What you should do
Reproduce the listing below exactly, minus its pictures.

Available records
========================================================================
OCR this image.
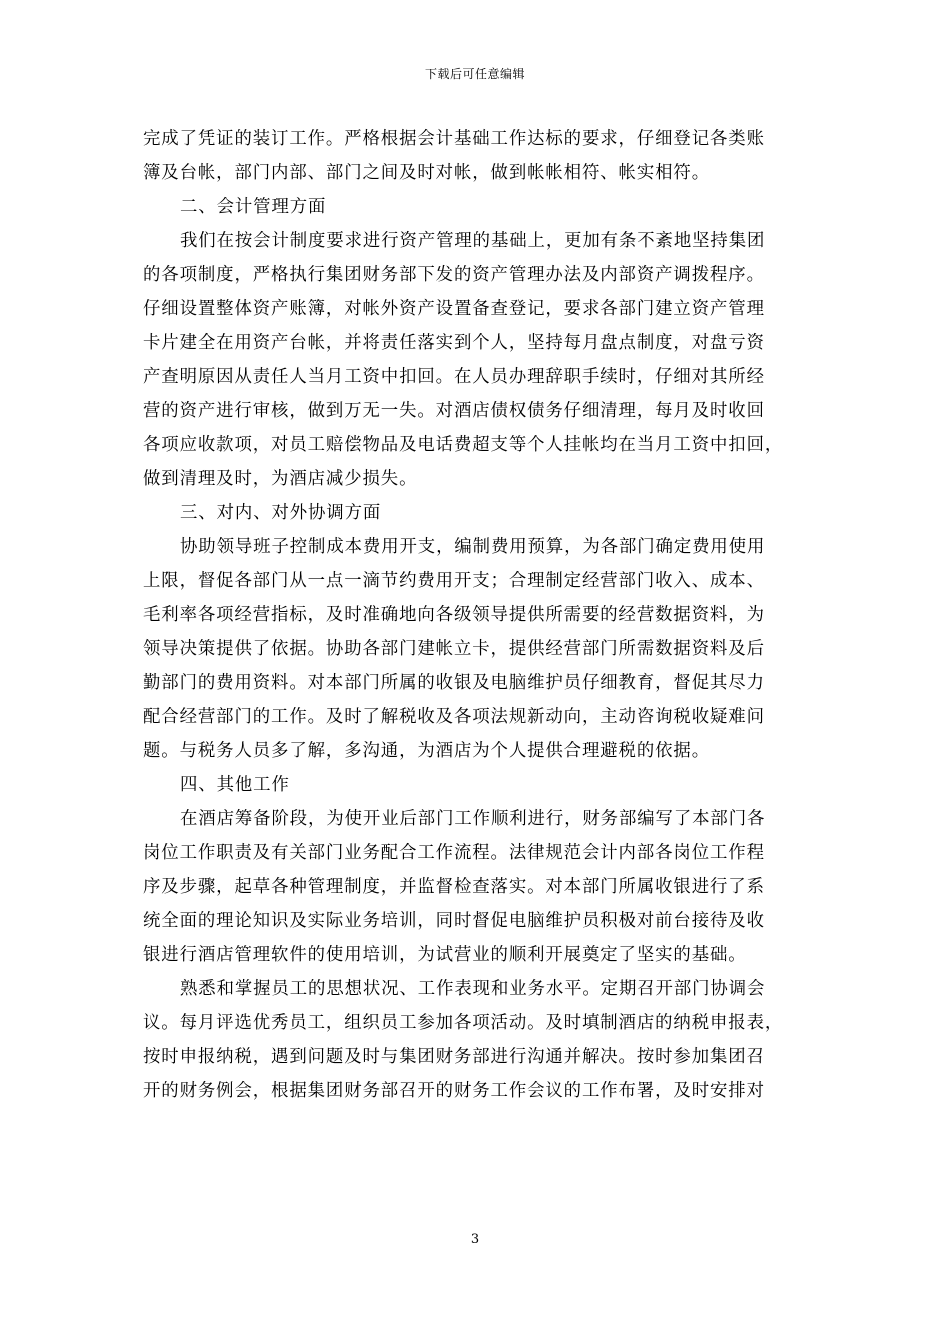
下载后可任意编辑
完成了凭证的装订工作。严格根据会计基础工作达标的要求，仔细登记各类账
簿及台帐，部门内部、部门之间及时对帐，做到帐帐相符、帐实相符。
二、会计管理方面
我们在按会计制度要求进行资产管理的基础上，更加有条不紊地坚持集团
的各项制度，严格执行集团财务部下发的资产管理办法及内部资产调拨程序。
仔细设置整体资产账簿，对帐外资产设置备查登记，要求各部门建立资产管理
卡片建全在用资产台帐，并将责任落实到个人，坚持每月盘点制度，对盘亏资
产查明原因从责任人当月工资中扣回。在人员办理辞职手续时，仔细对其所经
营的资产进行审核，做到万无一失。对酒店债权债务仔细清理，每月及时收回
各项应收款项，对员工赔偿物品及电话费超支等个人挂帐均在当月工资中扣回，
做到清理及时，为酒店减少损失。
三、对内、对外协调方面
协助领导班子控制成本费用开支，编制费用预算，为各部门确定费用使用
上限，督促各部门从一点一滴节约费用开支；合理制定经营部门收入、成本、
毛利率各项经营指标，及时准确地向各级领导提供所需要的经营数据资料，为
领导决策提供了依据。协助各部门建帐立卡，提供经营部门所需数据资料及后
勤部门的费用资料。对本部门所属的收银及电脑维护员仔细教育，督促其尽力
配合经营部门的工作。及时了解税收及各项法规新动向，主动咨询税收疑难问
题。与税务人员多了解，多沟通，为酒店为个人提供合理避税的依据。
四、其他工作
在酒店筹备阶段，为使开业后部门工作顺利进行，财务部编写了本部门各
岗位工作职责及有关部门业务配合工作流程。法律规范会计内部各岗位工作程
序及步骤，起草各种管理制度，并监督检查落实。对本部门所属收银进行了系
统全面的理论知识及实际业务培训，同时督促电脑维护员积极对前台接待及收
银进行酒店管理软件的使用培训，为试营业的顺利开展奠定了坚实的基础。
熟悉和掌握员工的思想状况、工作表现和业务水平。定期召开部门协调会
议。每月评选优秀员工，组织员工参加各项活动。及时填制酒店的纳税申报表，
按时申报纳税，遇到问题及时与集团财务部进行沟通并解决。按时参加集团召
开的财务例会，根据集团财务部召开的财务工作会议的工作布署，及时安排对
3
========================================================================
Full output
OCR this image.
下载后可任意编辑
完成了凭证的装订工作。严格根据会计基础工作达标的要求，仔细登记各类账
簿及台帐，部门内部、部门之间及时对帐，做到帐帐相符、帐实相符。
二、会计管理方面
我们在按会计制度要求进行资产管理的基础上，更加有条不紊地坚持集团
的各项制度，严格执行集团财务部下发的资产管理办法及内部资产调拨程序。
仔细设置整体资产账簿，对帐外资产设置备查登记，要求各部门建立资产管理
卡片建全在用资产台帐，并将责任落实到个人，坚持每月盘点制度，对盘亏资
产查明原因从责任人当月工资中扣回。在人员办理辞职手续时，仔细对其所经
营的资产进行审核，做到万无一失。对酒店债权债务仔细清理，每月及时收回
各项应收款项，对员工赔偿物品及电话费超支等个人挂帐均在当月工资中扣回，
做到清理及时，为酒店减少损失。
三、对内、对外协调方面
协助领导班子控制成本费用开支，编制费用预算，为各部门确定费用使用
上限，督促各部门从一点一滴节约费用开支；合理制定经营部门收入、成本、
毛利率各项经营指标，及时准确地向各级领导提供所需要的经营数据资料，为
领导决策提供了依据。协助各部门建帐立卡，提供经营部门所需数据资料及后
勤部门的费用资料。对本部门所属的收银及电脑维护员仔细教育，督促其尽力
配合经营部门的工作。及时了解税收及各项法规新动向，主动咨询税收疑难问
题。与税务人员多了解，多沟通，为酒店为个人提供合理避税的依据。
四、其他工作
在酒店筹备阶段，为使开业后部门工作顺利进行，财务部编写了本部门各
岗位工作职责及有关部门业务配合工作流程。法律规范会计内部各岗位工作程
序及步骤，起草各种管理制度，并监督检查落实。对本部门所属收银进行了系
统全面的理论知识及实际业务培训，同时督促电脑维护员积极对前台接待及收
银进行酒店管理软件的使用培训，为试营业的顺利开展奠定了坚实的基础。
熟悉和掌握员工的思想状况、工作表现和业务水平。定期召开部门协调会
议。每月评选优秀员工，组织员工参加各项活动。及时填制酒店的纳税申报表，
按时申报纳税，遇到问题及时与集团财务部进行沟通并解决。按时参加集团召
开的财务例会，根据集团财务部召开的财务工作会议的工作布署，及时安排对
3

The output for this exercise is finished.